Task brief: Copy the data that follows exactly. Include no pictures.
┄┄┄┄┄┄
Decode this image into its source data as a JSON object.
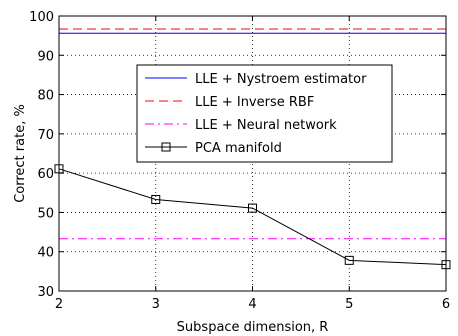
{
  "chart_data": {
    "type": "line",
    "xlabel": "Subspace dimension, R",
    "ylabel": "Correct rate, %",
    "xlim": [
      2,
      6
    ],
    "ylim": [
      30,
      100
    ],
    "xticks": [
      "2",
      "3",
      "4",
      "5",
      "6"
    ],
    "yticks": [
      "30",
      "40",
      "50",
      "60",
      "70",
      "80",
      "90",
      "100"
    ],
    "grid": true,
    "legend_position": "center",
    "series": [
      {
        "name": "LLE + Nystroem estimator",
        "color": "#0000ff",
        "dash": "solid",
        "marker": "none",
        "x": [
          2,
          6
        ],
        "y": [
          95.6,
          95.6
        ]
      },
      {
        "name": "LLE + Inverse RBF",
        "color": "#ff0000",
        "dash": "dashed",
        "marker": "none",
        "x": [
          2,
          6
        ],
        "y": [
          96.7,
          96.7
        ]
      },
      {
        "name": "LLE + Neural network",
        "color": "#ff00ff",
        "dash": "dashdot",
        "marker": "none",
        "x": [
          2,
          6
        ],
        "y": [
          43.3,
          43.3
        ]
      },
      {
        "name": "PCA manifold",
        "color": "#000000",
        "dash": "solid",
        "marker": "square",
        "x": [
          2,
          3,
          4,
          5,
          6
        ],
        "y": [
          61.1,
          53.3,
          51.1,
          37.8,
          36.7
        ]
      }
    ]
  }
}
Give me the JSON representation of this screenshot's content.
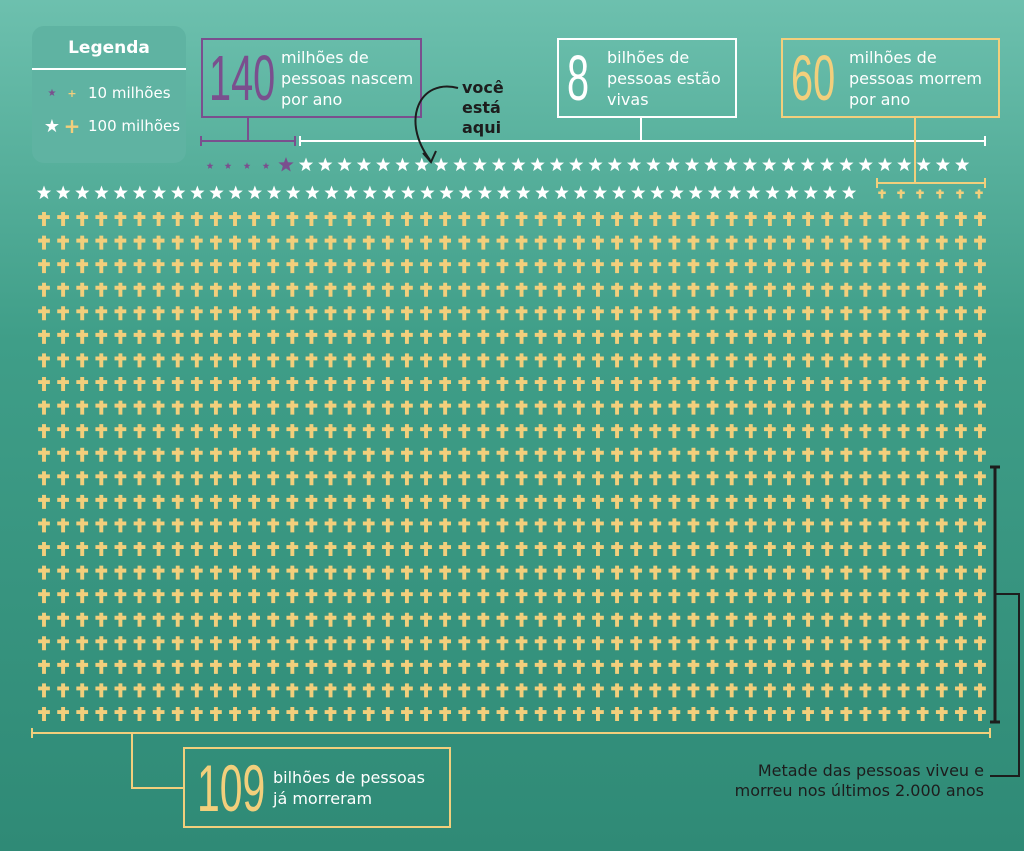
{
  "legend": {
    "title": "Legenda",
    "row1": "10 milhões",
    "row2": "100 milhões"
  },
  "births": {
    "number": "140",
    "text": "milhões de pessoas nascem por ano",
    "color": "#7a4f8e"
  },
  "alive": {
    "number": "8",
    "text": "bilhões de pessoas estão vivas",
    "color": "#ffffff"
  },
  "deaths": {
    "number": "60",
    "text": "milhões de pessoas morrem por ano",
    "color": "#f2cf7c"
  },
  "dead_total": {
    "number": "109",
    "text": "bilhões de pessoas já morreram",
    "color": "#f2cf7c"
  },
  "you_are_here": "você está aqui",
  "half_note": "Metade das pessoas viveu e morreu nos últimos 2.000 anos",
  "icons": {
    "star": "star-icon",
    "cross": "cross-icon"
  },
  "colors": {
    "star": "#ffffff",
    "cross": "#f2cf7c",
    "births": "#7a4f8e",
    "deaths": "#f2cf7c"
  },
  "values": {
    "births_millions": 140,
    "alive_billions": 8,
    "deaths_millions": 60,
    "dead_billions": 109,
    "small_symbol_millions": 10,
    "large_symbol_millions": 100
  }
}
┄┄┄┄┄┄
Result for this exercise:
Decode this image into its source data as a JSON object.
{
  "chart_data": {
    "type": "line",
    "xlabel": "Subspace dimension, R",
    "ylabel": "Correct rate, %",
    "xlim": [
      2,
      6
    ],
    "ylim": [
      30,
      100
    ],
    "xticks": [
      "2",
      "3",
      "4",
      "5",
      "6"
    ],
    "yticks": [
      "30",
      "40",
      "50",
      "60",
      "70",
      "80",
      "90",
      "100"
    ],
    "grid": true,
    "legend_position": "center",
    "series": [
      {
        "name": "LLE + Nystroem estimator",
        "color": "#0000ff",
        "dash": "solid",
        "marker": "none",
        "x": [
          2,
          6
        ],
        "y": [
          95.6,
          95.6
        ]
      },
      {
        "name": "LLE + Inverse RBF",
        "color": "#ff0000",
        "dash": "dashed",
        "marker": "none",
        "x": [
          2,
          6
        ],
        "y": [
          96.7,
          96.7
        ]
      },
      {
        "name": "LLE + Neural network",
        "color": "#ff00ff",
        "dash": "dashdot",
        "marker": "none",
        "x": [
          2,
          6
        ],
        "y": [
          43.3,
          43.3
        ]
      },
      {
        "name": "PCA manifold",
        "color": "#000000",
        "dash": "solid",
        "marker": "square",
        "x": [
          2,
          3,
          4,
          5,
          6
        ],
        "y": [
          61.1,
          53.3,
          51.1,
          37.8,
          36.7
        ]
      }
    ]
  }
}
Give me the JSON representation of this screenshot's content.
{
  "legend": {
    "title": "Legenda",
    "row1": "10 milhões",
    "row2": "100 milhões"
  },
  "births": {
    "number": "140",
    "text": "milhões de pessoas nascem por ano",
    "color": "#7a4f8e"
  },
  "alive": {
    "number": "8",
    "text": "bilhões de pessoas estão vivas",
    "color": "#ffffff"
  },
  "deaths": {
    "number": "60",
    "text": "milhões de pessoas morrem por ano",
    "color": "#f2cf7c"
  },
  "dead_total": {
    "number": "109",
    "text": "bilhões de pessoas já morreram",
    "color": "#f2cf7c"
  },
  "you_are_here": "você está aqui",
  "half_note": "Metade das pessoas viveu e morreu nos últimos 2.000 anos",
  "icons": {
    "star": "star-icon",
    "cross": "cross-icon"
  },
  "colors": {
    "star": "#ffffff",
    "cross": "#f2cf7c",
    "births": "#7a4f8e",
    "deaths": "#f2cf7c"
  },
  "values": {
    "births_millions": 140,
    "alive_billions": 8,
    "deaths_millions": 60,
    "dead_billions": 109,
    "small_symbol_millions": 10,
    "large_symbol_millions": 100
  }
}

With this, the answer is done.